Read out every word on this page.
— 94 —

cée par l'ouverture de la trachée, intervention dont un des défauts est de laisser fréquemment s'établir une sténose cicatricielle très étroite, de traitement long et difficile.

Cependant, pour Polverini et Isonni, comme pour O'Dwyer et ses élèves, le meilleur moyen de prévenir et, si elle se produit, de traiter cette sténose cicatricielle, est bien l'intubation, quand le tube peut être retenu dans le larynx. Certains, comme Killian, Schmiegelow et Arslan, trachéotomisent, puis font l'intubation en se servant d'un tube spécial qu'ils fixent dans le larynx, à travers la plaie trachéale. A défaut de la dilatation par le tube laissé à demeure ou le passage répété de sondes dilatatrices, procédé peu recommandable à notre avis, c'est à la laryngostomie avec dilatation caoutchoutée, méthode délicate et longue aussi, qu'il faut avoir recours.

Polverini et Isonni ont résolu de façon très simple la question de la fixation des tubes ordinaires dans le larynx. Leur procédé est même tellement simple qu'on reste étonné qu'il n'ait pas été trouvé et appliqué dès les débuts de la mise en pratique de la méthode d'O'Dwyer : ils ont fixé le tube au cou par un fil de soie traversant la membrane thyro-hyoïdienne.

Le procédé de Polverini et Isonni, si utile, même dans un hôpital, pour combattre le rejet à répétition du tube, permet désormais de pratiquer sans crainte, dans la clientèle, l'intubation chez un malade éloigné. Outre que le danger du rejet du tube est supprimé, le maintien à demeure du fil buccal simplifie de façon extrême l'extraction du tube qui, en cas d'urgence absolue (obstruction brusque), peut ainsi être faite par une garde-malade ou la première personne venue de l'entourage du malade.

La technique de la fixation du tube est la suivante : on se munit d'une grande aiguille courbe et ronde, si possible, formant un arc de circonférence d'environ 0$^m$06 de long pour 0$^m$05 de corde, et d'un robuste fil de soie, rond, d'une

####

◆ Task details ◆
Wherever "fixation" shows up in a line, copy that line.

◆ Answer below ◆
Polverini et Isonni ont résolu de façon très simple la question de la fixation des tubes ordinaires dans le larynx. Leur procédé est même tellement simple qu'on reste étonné qu'il n'ait pas été trouvé et appliqué dès les débuts de la mise en pratique de la méthode d'O'Dwyer : ils ont fixé le tube au cou par un fil de soie traversant la membrane thyro-hyoïdienne.
La technique de la fixation du tube est la suivante : on se munit d'une grande aiguille courbe et ronde, si possible, formant un arc de circonférence d'environ 0$^m$06 de long pour 0$^m$05 de corde, et d'un robuste fil de soie, rond, d'une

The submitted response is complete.